Stored records:
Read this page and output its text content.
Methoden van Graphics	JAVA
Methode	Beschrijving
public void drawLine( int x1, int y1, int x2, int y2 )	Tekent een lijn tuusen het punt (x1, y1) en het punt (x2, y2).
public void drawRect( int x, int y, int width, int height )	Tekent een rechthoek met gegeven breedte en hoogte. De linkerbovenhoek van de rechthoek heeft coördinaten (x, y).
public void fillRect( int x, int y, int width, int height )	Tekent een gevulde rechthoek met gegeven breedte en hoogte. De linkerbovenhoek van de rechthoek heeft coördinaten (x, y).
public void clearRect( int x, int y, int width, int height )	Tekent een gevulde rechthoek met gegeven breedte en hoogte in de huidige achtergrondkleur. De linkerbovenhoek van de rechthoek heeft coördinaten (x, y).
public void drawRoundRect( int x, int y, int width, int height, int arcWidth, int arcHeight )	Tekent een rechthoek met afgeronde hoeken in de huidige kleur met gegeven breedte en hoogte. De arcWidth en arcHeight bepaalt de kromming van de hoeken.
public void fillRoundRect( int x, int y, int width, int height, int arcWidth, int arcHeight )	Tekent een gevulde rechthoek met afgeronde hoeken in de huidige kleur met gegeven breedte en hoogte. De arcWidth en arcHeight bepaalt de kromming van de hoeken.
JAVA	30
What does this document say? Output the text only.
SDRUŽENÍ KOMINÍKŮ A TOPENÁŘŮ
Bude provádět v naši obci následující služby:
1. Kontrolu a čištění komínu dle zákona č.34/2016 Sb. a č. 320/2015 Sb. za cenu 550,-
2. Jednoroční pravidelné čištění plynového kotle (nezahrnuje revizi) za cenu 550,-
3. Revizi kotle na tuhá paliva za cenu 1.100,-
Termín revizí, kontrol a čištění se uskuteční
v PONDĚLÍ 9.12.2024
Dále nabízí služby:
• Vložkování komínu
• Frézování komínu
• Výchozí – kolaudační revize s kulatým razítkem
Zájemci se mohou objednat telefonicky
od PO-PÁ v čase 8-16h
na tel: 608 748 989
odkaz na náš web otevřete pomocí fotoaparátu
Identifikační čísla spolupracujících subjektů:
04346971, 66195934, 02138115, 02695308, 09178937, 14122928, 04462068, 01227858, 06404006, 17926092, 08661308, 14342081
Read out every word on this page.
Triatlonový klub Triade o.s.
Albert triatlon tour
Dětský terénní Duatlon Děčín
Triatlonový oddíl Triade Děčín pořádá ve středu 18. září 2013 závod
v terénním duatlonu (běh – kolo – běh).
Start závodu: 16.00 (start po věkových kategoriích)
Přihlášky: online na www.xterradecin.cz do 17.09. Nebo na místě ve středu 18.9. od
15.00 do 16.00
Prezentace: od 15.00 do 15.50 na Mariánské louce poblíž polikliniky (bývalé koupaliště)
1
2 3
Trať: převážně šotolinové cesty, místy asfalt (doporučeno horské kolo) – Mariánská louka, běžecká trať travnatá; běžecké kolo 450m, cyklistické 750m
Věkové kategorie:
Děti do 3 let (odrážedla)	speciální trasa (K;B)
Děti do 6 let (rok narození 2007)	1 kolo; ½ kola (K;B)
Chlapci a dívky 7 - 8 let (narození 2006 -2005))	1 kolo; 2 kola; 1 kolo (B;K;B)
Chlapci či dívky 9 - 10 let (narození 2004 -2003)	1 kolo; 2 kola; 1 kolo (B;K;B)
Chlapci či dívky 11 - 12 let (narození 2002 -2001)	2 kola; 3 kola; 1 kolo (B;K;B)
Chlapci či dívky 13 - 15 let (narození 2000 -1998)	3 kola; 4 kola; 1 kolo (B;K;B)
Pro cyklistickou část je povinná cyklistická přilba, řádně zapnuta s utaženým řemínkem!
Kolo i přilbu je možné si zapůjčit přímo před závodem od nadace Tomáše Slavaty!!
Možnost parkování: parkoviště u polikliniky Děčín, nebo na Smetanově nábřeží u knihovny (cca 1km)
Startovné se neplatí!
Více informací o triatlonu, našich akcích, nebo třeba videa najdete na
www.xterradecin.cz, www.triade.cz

**Requirements:** Extract the closing run of lines, starting with the one containing "Read out every word on this page." and ending at the last, exactly as written.

**Right answer:**
Read out every word on this page.
Triatlonový klub Triade o.s.
Albert triatlon tour
Dětský terénní Duatlon Děčín
Triatlonový oddíl Triade Děčín pořádá ve středu 18. září 2013 závod
v terénním duatlonu (běh – kolo – běh).
Start závodu: 16.00 (start po věkových kategoriích)
Přihlášky: online na www.xterradecin.cz do 17.09. Nebo na místě ve středu 18.9. od
15.00 do 16.00
Prezentace: od 15.00 do 15.50 na Mariánské louce poblíž polikliniky (bývalé koupaliště)
1
2 3
Trať: převážně šotolinové cesty, místy asfalt (doporučeno horské kolo) – Mariánská louka, běžecká trať travnatá; běžecké kolo 450m, cyklistické 750m
Věkové kategorie:
Děti do 3 let (odrážedla)	speciální trasa (K;B)
Děti do 6 let (rok narození 2007)	1 kolo; ½ kola (K;B)
Chlapci a dívky 7 - 8 let (narození 2006 -2005))	1 kolo; 2 kola; 1 kolo (B;K;B)
Chlapci či dívky 9 - 10 let (narození 2004 -2003)	1 kolo; 2 kola; 1 kolo (B;K;B)
Chlapci či dívky 11 - 12 let (narození 2002 -2001)	2 kola; 3 kola; 1 kolo (B;K;B)
Chlapci či dívky 13 - 15 let (narození 2000 -1998)	3 kola; 4 kola; 1 kolo (B;K;B)
Pro cyklistickou část je povinná cyklistická přilba, řádně zapnuta s utaženým řemínkem!
Kolo i přilbu je možné si zapůjčit přímo před závodem od nadace Tomáše Slavaty!!
Možnost parkování: parkoviště u polikliniky Děčín, nebo na Smetanově nábřeží u knihovny (cca 1km)
Startovné se neplatí!
Více informací o triatlonu, našich akcích, nebo třeba videa najdete na
www.xterradecin.cz, www.triade.cz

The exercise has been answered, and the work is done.